Stated goal 1
List every year the Middletown High School text below gives for a boys basketball state championship.

Document extract

[Start]

Middletown High School is a public high school in Middletown, Ohio.  It is the only public high school in the Middletown City School District.

The present location of the school was established in the fall of 1969, being moved from its original location at 1415 Girard Avenue. The old high school was converted to Middletown Middle School for the remainder of its life until it was demolished in September 2018.

In 2016, a $96 million renovation project began on the high school, updating the building and arena, as well as adding a new middle school building adjacent to it. The new Wade E. Miller Arena was completed and opened in December 2017, and the rest of the building, as well as the new middle school, officially opened in August 2018.

Ohio High School Athletic Association State Championships

 Boys Basketball – 1944, 1946, 1947, 1952, 1953, 1956, 1957. The Middies' seven boys basketball state championships was the most of any High School in Ohio until Akron St. Vincent-St. Mary broke the record with their eighth championship in 2018.

[End]

Records for processing
[Start]

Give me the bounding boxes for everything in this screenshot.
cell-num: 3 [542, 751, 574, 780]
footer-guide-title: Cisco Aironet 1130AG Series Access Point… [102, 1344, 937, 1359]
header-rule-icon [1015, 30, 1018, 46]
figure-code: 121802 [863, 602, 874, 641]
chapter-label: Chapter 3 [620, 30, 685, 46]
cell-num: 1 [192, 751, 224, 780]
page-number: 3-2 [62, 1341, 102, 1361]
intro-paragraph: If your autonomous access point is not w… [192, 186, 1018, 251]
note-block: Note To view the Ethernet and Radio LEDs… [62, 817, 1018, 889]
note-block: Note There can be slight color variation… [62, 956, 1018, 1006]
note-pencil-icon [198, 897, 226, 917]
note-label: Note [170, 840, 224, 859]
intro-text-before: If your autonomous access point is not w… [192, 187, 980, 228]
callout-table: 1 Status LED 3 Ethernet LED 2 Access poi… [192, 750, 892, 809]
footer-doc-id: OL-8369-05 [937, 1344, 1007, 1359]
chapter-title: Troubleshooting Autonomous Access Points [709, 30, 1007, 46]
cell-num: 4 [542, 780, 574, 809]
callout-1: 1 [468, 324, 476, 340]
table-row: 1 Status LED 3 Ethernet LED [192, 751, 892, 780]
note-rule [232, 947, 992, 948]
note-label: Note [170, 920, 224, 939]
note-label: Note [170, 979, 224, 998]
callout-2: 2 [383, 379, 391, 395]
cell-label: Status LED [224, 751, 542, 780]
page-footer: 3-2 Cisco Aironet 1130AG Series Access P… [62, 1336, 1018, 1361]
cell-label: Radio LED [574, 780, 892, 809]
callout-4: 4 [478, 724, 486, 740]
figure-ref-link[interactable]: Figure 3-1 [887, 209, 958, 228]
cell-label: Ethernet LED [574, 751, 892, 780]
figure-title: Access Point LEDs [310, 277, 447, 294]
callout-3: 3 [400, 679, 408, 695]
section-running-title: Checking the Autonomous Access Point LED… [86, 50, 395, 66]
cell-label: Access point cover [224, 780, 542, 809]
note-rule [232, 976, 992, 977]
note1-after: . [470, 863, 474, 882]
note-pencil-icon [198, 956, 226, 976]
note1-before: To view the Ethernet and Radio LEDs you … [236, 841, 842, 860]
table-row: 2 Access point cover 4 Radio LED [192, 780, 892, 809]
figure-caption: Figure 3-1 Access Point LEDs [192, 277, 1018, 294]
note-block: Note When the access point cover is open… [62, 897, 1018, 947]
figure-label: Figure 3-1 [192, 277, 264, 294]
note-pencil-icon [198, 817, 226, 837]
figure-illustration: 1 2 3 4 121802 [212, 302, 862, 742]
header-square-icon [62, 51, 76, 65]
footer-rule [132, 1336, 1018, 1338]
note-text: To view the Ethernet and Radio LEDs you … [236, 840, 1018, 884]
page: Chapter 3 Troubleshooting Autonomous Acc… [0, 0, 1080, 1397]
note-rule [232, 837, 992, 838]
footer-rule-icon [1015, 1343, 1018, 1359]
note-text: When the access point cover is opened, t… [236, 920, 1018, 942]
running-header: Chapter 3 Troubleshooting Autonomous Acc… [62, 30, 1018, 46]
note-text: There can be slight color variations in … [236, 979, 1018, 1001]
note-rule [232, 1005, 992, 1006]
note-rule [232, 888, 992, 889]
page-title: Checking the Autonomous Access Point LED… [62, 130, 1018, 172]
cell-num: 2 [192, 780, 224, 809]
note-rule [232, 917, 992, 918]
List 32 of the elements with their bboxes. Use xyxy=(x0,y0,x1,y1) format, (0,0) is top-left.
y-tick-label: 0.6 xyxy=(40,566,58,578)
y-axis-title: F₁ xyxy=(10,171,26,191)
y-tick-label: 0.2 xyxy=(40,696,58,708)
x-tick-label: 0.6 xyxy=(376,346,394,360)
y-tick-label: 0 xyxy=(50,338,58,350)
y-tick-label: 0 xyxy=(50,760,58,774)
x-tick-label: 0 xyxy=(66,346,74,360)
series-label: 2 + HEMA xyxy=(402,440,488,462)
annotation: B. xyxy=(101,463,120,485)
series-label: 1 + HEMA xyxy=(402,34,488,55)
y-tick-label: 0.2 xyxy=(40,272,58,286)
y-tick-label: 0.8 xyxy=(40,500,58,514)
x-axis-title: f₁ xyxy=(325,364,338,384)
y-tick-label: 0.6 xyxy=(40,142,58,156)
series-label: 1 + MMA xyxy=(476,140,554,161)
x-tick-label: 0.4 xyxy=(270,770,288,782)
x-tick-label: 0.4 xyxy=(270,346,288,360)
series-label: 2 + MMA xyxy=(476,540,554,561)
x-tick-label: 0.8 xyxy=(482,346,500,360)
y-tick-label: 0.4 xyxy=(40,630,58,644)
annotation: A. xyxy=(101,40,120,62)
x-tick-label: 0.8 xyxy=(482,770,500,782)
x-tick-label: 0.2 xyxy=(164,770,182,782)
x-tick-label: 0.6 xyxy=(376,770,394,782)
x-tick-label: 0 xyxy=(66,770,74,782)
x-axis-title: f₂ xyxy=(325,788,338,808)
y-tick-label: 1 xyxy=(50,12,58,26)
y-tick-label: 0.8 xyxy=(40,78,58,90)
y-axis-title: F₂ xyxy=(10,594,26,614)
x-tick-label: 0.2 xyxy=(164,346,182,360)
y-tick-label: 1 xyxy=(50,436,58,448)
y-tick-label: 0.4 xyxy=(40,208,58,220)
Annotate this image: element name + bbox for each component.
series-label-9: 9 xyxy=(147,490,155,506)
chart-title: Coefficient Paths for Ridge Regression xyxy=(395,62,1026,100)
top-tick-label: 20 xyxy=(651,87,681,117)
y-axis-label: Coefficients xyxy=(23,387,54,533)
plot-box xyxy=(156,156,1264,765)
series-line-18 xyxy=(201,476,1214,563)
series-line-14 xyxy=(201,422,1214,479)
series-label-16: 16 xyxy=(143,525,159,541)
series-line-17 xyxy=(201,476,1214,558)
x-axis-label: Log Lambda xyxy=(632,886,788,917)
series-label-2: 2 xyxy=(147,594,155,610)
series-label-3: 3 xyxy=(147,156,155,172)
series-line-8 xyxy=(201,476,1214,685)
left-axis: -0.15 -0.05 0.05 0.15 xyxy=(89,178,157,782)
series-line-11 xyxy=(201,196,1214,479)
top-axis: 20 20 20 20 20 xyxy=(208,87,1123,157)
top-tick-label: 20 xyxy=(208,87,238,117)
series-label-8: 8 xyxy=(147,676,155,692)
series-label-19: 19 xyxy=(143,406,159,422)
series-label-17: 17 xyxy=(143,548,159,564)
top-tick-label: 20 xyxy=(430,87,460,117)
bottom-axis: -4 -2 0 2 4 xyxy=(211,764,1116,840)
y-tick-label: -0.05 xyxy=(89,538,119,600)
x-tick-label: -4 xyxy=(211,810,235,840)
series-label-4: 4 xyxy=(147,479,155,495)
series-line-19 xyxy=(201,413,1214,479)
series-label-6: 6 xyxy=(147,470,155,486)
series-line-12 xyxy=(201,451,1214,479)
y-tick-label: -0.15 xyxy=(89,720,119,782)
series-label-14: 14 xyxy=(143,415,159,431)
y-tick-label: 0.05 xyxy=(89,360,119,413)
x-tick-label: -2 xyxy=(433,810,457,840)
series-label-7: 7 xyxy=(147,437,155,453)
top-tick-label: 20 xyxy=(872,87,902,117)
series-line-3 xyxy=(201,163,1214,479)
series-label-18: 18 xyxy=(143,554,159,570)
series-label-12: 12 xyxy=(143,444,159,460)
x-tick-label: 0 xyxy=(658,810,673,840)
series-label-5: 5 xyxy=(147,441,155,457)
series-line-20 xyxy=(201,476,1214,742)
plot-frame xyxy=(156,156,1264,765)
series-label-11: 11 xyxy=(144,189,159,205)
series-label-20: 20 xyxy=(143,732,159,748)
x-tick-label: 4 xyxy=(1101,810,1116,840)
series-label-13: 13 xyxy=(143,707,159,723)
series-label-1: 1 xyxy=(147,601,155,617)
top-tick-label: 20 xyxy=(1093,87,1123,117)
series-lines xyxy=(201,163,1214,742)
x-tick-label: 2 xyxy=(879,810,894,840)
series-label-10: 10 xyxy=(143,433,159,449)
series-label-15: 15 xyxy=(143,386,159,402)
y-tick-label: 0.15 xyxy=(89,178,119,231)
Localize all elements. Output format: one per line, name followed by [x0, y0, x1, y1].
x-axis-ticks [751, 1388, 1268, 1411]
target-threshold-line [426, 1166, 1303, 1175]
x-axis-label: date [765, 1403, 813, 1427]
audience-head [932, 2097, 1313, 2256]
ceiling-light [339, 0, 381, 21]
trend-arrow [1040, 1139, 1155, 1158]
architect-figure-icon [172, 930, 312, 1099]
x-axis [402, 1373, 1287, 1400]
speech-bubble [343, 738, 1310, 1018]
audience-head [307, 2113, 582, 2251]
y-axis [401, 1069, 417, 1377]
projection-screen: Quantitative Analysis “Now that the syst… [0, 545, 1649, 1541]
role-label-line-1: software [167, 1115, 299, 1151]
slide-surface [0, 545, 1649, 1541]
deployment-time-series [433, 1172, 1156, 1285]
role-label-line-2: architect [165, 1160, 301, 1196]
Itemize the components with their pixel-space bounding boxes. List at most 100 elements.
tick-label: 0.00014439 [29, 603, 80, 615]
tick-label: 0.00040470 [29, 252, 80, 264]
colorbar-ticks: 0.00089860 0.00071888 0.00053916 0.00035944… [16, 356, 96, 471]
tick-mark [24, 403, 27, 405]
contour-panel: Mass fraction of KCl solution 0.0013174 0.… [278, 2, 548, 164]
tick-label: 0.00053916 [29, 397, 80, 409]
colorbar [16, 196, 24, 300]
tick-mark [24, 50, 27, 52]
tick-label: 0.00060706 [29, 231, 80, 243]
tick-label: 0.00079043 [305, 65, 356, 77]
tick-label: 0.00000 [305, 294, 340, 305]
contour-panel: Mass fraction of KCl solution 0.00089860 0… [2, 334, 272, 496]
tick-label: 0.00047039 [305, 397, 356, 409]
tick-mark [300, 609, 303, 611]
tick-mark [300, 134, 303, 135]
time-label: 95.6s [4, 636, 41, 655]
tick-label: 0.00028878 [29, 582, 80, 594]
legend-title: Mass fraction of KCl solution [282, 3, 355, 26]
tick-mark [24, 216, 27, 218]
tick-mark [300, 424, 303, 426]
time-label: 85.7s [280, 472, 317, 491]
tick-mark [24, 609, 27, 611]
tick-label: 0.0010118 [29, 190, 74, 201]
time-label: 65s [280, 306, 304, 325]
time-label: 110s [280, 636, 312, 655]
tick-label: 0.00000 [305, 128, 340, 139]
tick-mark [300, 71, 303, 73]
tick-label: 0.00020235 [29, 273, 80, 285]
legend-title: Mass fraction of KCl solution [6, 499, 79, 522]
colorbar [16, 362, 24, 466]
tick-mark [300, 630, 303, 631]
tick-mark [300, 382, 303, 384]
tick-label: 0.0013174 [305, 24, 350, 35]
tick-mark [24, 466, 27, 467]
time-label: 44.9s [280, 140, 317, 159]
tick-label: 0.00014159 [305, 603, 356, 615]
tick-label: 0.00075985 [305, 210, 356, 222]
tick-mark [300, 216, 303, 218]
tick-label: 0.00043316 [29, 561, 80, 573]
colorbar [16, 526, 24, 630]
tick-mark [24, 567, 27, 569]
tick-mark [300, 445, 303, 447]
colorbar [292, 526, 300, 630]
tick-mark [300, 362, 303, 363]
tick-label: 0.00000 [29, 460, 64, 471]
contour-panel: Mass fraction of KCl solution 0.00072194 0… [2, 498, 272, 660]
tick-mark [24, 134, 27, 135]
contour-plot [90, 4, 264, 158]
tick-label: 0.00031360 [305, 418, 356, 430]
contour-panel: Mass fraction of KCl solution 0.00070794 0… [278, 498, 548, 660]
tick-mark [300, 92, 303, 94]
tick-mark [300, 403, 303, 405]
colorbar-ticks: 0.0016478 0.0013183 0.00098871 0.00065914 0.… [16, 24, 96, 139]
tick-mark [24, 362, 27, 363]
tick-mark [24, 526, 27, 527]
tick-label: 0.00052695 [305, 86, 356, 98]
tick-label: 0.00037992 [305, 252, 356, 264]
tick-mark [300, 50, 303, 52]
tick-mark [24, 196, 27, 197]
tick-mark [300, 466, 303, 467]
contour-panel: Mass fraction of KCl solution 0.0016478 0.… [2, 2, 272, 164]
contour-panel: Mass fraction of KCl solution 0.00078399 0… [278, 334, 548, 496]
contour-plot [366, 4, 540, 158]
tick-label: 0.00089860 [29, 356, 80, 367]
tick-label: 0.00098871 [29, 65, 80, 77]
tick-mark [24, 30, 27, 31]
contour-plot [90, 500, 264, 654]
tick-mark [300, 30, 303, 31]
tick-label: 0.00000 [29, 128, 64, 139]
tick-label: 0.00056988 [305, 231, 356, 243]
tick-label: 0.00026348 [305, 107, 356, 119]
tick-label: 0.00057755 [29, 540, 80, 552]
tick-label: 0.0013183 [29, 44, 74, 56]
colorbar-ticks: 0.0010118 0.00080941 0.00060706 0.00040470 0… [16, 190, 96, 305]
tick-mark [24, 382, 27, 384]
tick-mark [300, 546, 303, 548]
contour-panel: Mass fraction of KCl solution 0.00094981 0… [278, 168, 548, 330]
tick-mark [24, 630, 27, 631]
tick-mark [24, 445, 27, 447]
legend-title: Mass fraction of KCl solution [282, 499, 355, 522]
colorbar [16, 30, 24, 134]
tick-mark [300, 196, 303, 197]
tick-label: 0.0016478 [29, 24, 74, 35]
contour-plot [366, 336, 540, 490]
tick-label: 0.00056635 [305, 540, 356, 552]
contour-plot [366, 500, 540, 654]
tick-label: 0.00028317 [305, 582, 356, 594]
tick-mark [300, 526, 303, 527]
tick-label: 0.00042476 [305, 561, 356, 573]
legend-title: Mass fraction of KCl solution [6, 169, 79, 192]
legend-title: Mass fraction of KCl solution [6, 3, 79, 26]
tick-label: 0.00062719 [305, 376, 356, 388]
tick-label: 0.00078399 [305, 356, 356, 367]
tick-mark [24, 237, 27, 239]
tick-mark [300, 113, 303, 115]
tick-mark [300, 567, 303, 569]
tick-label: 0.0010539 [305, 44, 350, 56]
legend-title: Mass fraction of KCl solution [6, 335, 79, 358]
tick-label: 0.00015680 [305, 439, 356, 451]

[End]

Stated goal 2
Copy the lines of the entries, beginning with the first line of the entries and continuing through the line containing "page-number: 3-2 [62, 1341, 102, 1361]".

Exercise result 1
1944, 1946, 1947, 1952, 1953, 1956, 1957

Exercise result 2
Give me the bounding boxes for everything in this screenshot.
cell-num: 3 [542, 751, 574, 780]
footer-guide-title: Cisco Aironet 1130AG Series Access Point… [102, 1344, 937, 1359]
header-rule-icon [1015, 30, 1018, 46]
figure-code: 121802 [863, 602, 874, 641]
chapter-label: Chapter 3 [620, 30, 685, 46]
cell-num: 1 [192, 751, 224, 780]
page-number: 3-2 [62, 1341, 102, 1361]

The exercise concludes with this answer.